_Objective:_
Check each line of the listing below for the word "Rhodos" and say how many lines have it. Nothing else should be written.

_Provided material:_
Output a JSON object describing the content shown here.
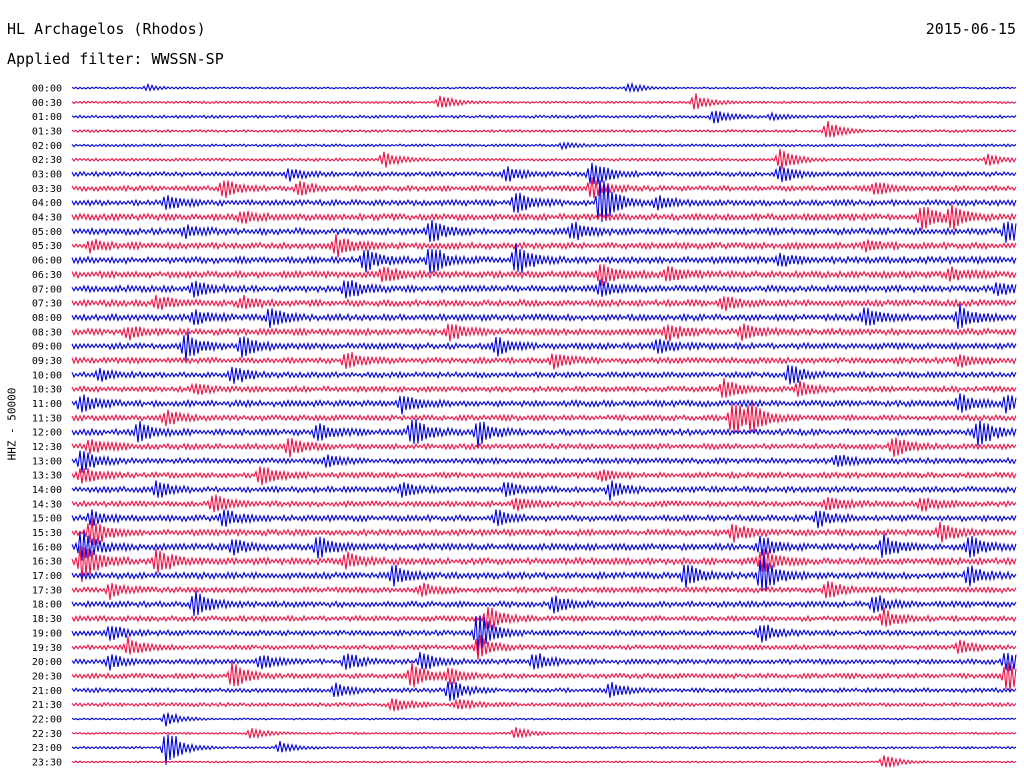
{
  "header": {
    "station": "HL Archagelos (Rhodos)",
    "date": "2015-06-15",
    "filter": "Applied filter: WWSSN-SP"
  },
  "chart_data": {
    "type": "line",
    "title": "HL Archagelos (Rhodos)",
    "ylabel": "HHZ - 50000",
    "colors": [
      "#0000dd",
      "#ee1144"
    ],
    "rows": [
      "00:00",
      "00:30",
      "01:00",
      "01:30",
      "02:00",
      "02:30",
      "03:00",
      "03:30",
      "04:00",
      "04:30",
      "05:00",
      "05:30",
      "06:00",
      "06:30",
      "07:00",
      "07:30",
      "08:00",
      "08:30",
      "09:00",
      "09:30",
      "10:00",
      "10:30",
      "11:00",
      "11:30",
      "12:00",
      "12:30",
      "13:00",
      "13:30",
      "14:00",
      "14:30",
      "15:00",
      "15:30",
      "16:00",
      "16:30",
      "17:00",
      "17:30",
      "18:00",
      "18:30",
      "19:00",
      "19:30",
      "20:00",
      "20:30",
      "21:00",
      "21:30",
      "22:00",
      "22:30",
      "23:00",
      "23:30"
    ],
    "noise": [
      0.6,
      0.8,
      1.0,
      0.9,
      0.9,
      1.0,
      1.6,
      1.8,
      2.0,
      2.2,
      2.2,
      2.2,
      2.3,
      2.3,
      2.2,
      2.2,
      2.2,
      2.2,
      2.1,
      2.0,
      1.9,
      1.9,
      2.1,
      1.9,
      2.1,
      1.9,
      1.9,
      1.9,
      2.0,
      1.9,
      2.1,
      2.1,
      2.2,
      2.3,
      2.2,
      1.9,
      2.0,
      1.8,
      1.8,
      1.6,
      1.7,
      1.7,
      1.5,
      1.3,
      0.6,
      0.7,
      0.8,
      0.6
    ],
    "events": [
      {
        "row": 0,
        "t": 0.08,
        "a": 3
      },
      {
        "row": 0,
        "t": 0.59,
        "a": 5
      },
      {
        "row": 1,
        "t": 0.39,
        "a": 8
      },
      {
        "row": 1,
        "t": 0.66,
        "a": 9
      },
      {
        "row": 2,
        "t": 0.68,
        "a": 7
      },
      {
        "row": 2,
        "t": 0.74,
        "a": 3
      },
      {
        "row": 3,
        "t": 0.8,
        "a": 10
      },
      {
        "row": 4,
        "t": 0.52,
        "a": 3
      },
      {
        "row": 5,
        "t": 0.33,
        "a": 8
      },
      {
        "row": 5,
        "t": 0.75,
        "a": 12
      },
      {
        "row": 5,
        "t": 0.97,
        "a": 6
      },
      {
        "row": 6,
        "t": 0.23,
        "a": 6
      },
      {
        "row": 6,
        "t": 0.46,
        "a": 8
      },
      {
        "row": 6,
        "t": 0.55,
        "a": 16
      },
      {
        "row": 6,
        "t": 0.75,
        "a": 9
      },
      {
        "row": 7,
        "t": 0.16,
        "a": 10
      },
      {
        "row": 7,
        "t": 0.24,
        "a": 8
      },
      {
        "row": 7,
        "t": 0.55,
        "a": 12
      },
      {
        "row": 7,
        "t": 0.85,
        "a": 7
      },
      {
        "row": 8,
        "t": 0.1,
        "a": 7
      },
      {
        "row": 8,
        "t": 0.47,
        "a": 12
      },
      {
        "row": 8,
        "t": 0.56,
        "a": 28
      },
      {
        "row": 8,
        "t": 0.62,
        "a": 7
      },
      {
        "row": 9,
        "t": 0.18,
        "a": 6
      },
      {
        "row": 9,
        "t": 0.9,
        "a": 14
      },
      {
        "row": 9,
        "t": 0.93,
        "a": 12
      },
      {
        "row": 10,
        "t": 0.12,
        "a": 6
      },
      {
        "row": 10,
        "t": 0.38,
        "a": 12
      },
      {
        "row": 10,
        "t": 0.53,
        "a": 9
      },
      {
        "row": 10,
        "t": 0.99,
        "a": 12
      },
      {
        "row": 11,
        "t": 0.02,
        "a": 6
      },
      {
        "row": 11,
        "t": 0.28,
        "a": 10
      },
      {
        "row": 11,
        "t": 0.84,
        "a": 5
      },
      {
        "row": 12,
        "t": 0.31,
        "a": 12
      },
      {
        "row": 12,
        "t": 0.38,
        "a": 16
      },
      {
        "row": 12,
        "t": 0.47,
        "a": 18
      },
      {
        "row": 12,
        "t": 0.75,
        "a": 6
      },
      {
        "row": 13,
        "t": 0.33,
        "a": 8
      },
      {
        "row": 13,
        "t": 0.56,
        "a": 12
      },
      {
        "row": 13,
        "t": 0.63,
        "a": 7
      },
      {
        "row": 13,
        "t": 0.93,
        "a": 6
      },
      {
        "row": 14,
        "t": 0.13,
        "a": 8
      },
      {
        "row": 14,
        "t": 0.29,
        "a": 12
      },
      {
        "row": 14,
        "t": 0.56,
        "a": 8
      },
      {
        "row": 14,
        "t": 0.98,
        "a": 6
      },
      {
        "row": 15,
        "t": 0.09,
        "a": 8
      },
      {
        "row": 15,
        "t": 0.18,
        "a": 6
      },
      {
        "row": 15,
        "t": 0.69,
        "a": 7
      },
      {
        "row": 16,
        "t": 0.13,
        "a": 8
      },
      {
        "row": 16,
        "t": 0.21,
        "a": 10
      },
      {
        "row": 16,
        "t": 0.84,
        "a": 10
      },
      {
        "row": 16,
        "t": 0.94,
        "a": 12
      },
      {
        "row": 17,
        "t": 0.06,
        "a": 6
      },
      {
        "row": 17,
        "t": 0.4,
        "a": 10
      },
      {
        "row": 17,
        "t": 0.63,
        "a": 10
      },
      {
        "row": 17,
        "t": 0.71,
        "a": 8
      },
      {
        "row": 18,
        "t": 0.12,
        "a": 16
      },
      {
        "row": 18,
        "t": 0.18,
        "a": 12
      },
      {
        "row": 18,
        "t": 0.45,
        "a": 10
      },
      {
        "row": 18,
        "t": 0.62,
        "a": 8
      },
      {
        "row": 19,
        "t": 0.29,
        "a": 10
      },
      {
        "row": 19,
        "t": 0.51,
        "a": 8
      },
      {
        "row": 19,
        "t": 0.94,
        "a": 6
      },
      {
        "row": 20,
        "t": 0.03,
        "a": 6
      },
      {
        "row": 20,
        "t": 0.17,
        "a": 10
      },
      {
        "row": 20,
        "t": 0.76,
        "a": 12
      },
      {
        "row": 21,
        "t": 0.13,
        "a": 6
      },
      {
        "row": 21,
        "t": 0.69,
        "a": 10
      },
      {
        "row": 21,
        "t": 0.77,
        "a": 8
      },
      {
        "row": 22,
        "t": 0.01,
        "a": 10
      },
      {
        "row": 22,
        "t": 0.35,
        "a": 10
      },
      {
        "row": 22,
        "t": 0.94,
        "a": 10
      },
      {
        "row": 22,
        "t": 0.99,
        "a": 9
      },
      {
        "row": 23,
        "t": 0.1,
        "a": 8
      },
      {
        "row": 23,
        "t": 0.7,
        "a": 22
      },
      {
        "row": 23,
        "t": 0.72,
        "a": 12
      },
      {
        "row": 24,
        "t": 0.07,
        "a": 10
      },
      {
        "row": 24,
        "t": 0.26,
        "a": 10
      },
      {
        "row": 24,
        "t": 0.36,
        "a": 16
      },
      {
        "row": 24,
        "t": 0.43,
        "a": 14
      },
      {
        "row": 24,
        "t": 0.96,
        "a": 16
      },
      {
        "row": 25,
        "t": 0.02,
        "a": 8
      },
      {
        "row": 25,
        "t": 0.23,
        "a": 10
      },
      {
        "row": 25,
        "t": 0.87,
        "a": 10
      },
      {
        "row": 26,
        "t": 0.01,
        "a": 12
      },
      {
        "row": 26,
        "t": 0.27,
        "a": 6
      },
      {
        "row": 26,
        "t": 0.81,
        "a": 6
      },
      {
        "row": 27,
        "t": 0.01,
        "a": 10
      },
      {
        "row": 27,
        "t": 0.2,
        "a": 12
      },
      {
        "row": 27,
        "t": 0.56,
        "a": 6
      },
      {
        "row": 28,
        "t": 0.09,
        "a": 8
      },
      {
        "row": 28,
        "t": 0.35,
        "a": 8
      },
      {
        "row": 28,
        "t": 0.46,
        "a": 8
      },
      {
        "row": 28,
        "t": 0.57,
        "a": 9
      },
      {
        "row": 29,
        "t": 0.15,
        "a": 10
      },
      {
        "row": 29,
        "t": 0.47,
        "a": 6
      },
      {
        "row": 29,
        "t": 0.8,
        "a": 8
      },
      {
        "row": 29,
        "t": 0.9,
        "a": 7
      },
      {
        "row": 30,
        "t": 0.02,
        "a": 8
      },
      {
        "row": 30,
        "t": 0.16,
        "a": 9
      },
      {
        "row": 30,
        "t": 0.45,
        "a": 8
      },
      {
        "row": 30,
        "t": 0.79,
        "a": 8
      },
      {
        "row": 31,
        "t": 0.02,
        "a": 16
      },
      {
        "row": 31,
        "t": 0.7,
        "a": 10
      },
      {
        "row": 31,
        "t": 0.92,
        "a": 10
      },
      {
        "row": 32,
        "t": 0.01,
        "a": 18
      },
      {
        "row": 32,
        "t": 0.17,
        "a": 8
      },
      {
        "row": 32,
        "t": 0.26,
        "a": 12
      },
      {
        "row": 32,
        "t": 0.73,
        "a": 12
      },
      {
        "row": 32,
        "t": 0.86,
        "a": 12
      },
      {
        "row": 32,
        "t": 0.95,
        "a": 12
      },
      {
        "row": 33,
        "t": 0.01,
        "a": 22
      },
      {
        "row": 33,
        "t": 0.09,
        "a": 14
      },
      {
        "row": 33,
        "t": 0.29,
        "a": 8
      },
      {
        "row": 33,
        "t": 0.73,
        "a": 14
      },
      {
        "row": 34,
        "t": 0.34,
        "a": 10
      },
      {
        "row": 34,
        "t": 0.65,
        "a": 12
      },
      {
        "row": 34,
        "t": 0.73,
        "a": 22
      },
      {
        "row": 34,
        "t": 0.95,
        "a": 10
      },
      {
        "row": 35,
        "t": 0.04,
        "a": 8
      },
      {
        "row": 35,
        "t": 0.37,
        "a": 6
      },
      {
        "row": 35,
        "t": 0.8,
        "a": 10
      },
      {
        "row": 36,
        "t": 0.13,
        "a": 14
      },
      {
        "row": 36,
        "t": 0.51,
        "a": 10
      },
      {
        "row": 36,
        "t": 0.85,
        "a": 10
      },
      {
        "row": 37,
        "t": 0.44,
        "a": 14
      },
      {
        "row": 37,
        "t": 0.86,
        "a": 10
      },
      {
        "row": 38,
        "t": 0.04,
        "a": 8
      },
      {
        "row": 38,
        "t": 0.43,
        "a": 24
      },
      {
        "row": 38,
        "t": 0.73,
        "a": 10
      },
      {
        "row": 39,
        "t": 0.06,
        "a": 10
      },
      {
        "row": 39,
        "t": 0.43,
        "a": 12
      },
      {
        "row": 39,
        "t": 0.94,
        "a": 8
      },
      {
        "row": 40,
        "t": 0.04,
        "a": 8
      },
      {
        "row": 40,
        "t": 0.2,
        "a": 8
      },
      {
        "row": 40,
        "t": 0.29,
        "a": 10
      },
      {
        "row": 40,
        "t": 0.37,
        "a": 10
      },
      {
        "row": 40,
        "t": 0.49,
        "a": 10
      },
      {
        "row": 40,
        "t": 0.99,
        "a": 12
      },
      {
        "row": 41,
        "t": 0.17,
        "a": 14
      },
      {
        "row": 41,
        "t": 0.36,
        "a": 14
      },
      {
        "row": 41,
        "t": 0.4,
        "a": 8
      },
      {
        "row": 41,
        "t": 0.99,
        "a": 18
      },
      {
        "row": 42,
        "t": 0.28,
        "a": 8
      },
      {
        "row": 42,
        "t": 0.4,
        "a": 12
      },
      {
        "row": 42,
        "t": 0.57,
        "a": 8
      },
      {
        "row": 43,
        "t": 0.34,
        "a": 8
      },
      {
        "row": 43,
        "t": 0.41,
        "a": 6
      },
      {
        "row": 44,
        "t": 0.1,
        "a": 8
      },
      {
        "row": 45,
        "t": 0.19,
        "a": 6
      },
      {
        "row": 45,
        "t": 0.47,
        "a": 6
      },
      {
        "row": 46,
        "t": 0.1,
        "a": 22
      },
      {
        "row": 46,
        "t": 0.22,
        "a": 6
      },
      {
        "row": 47,
        "t": 0.86,
        "a": 8
      }
    ]
  }
}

_Solution to this task:_
2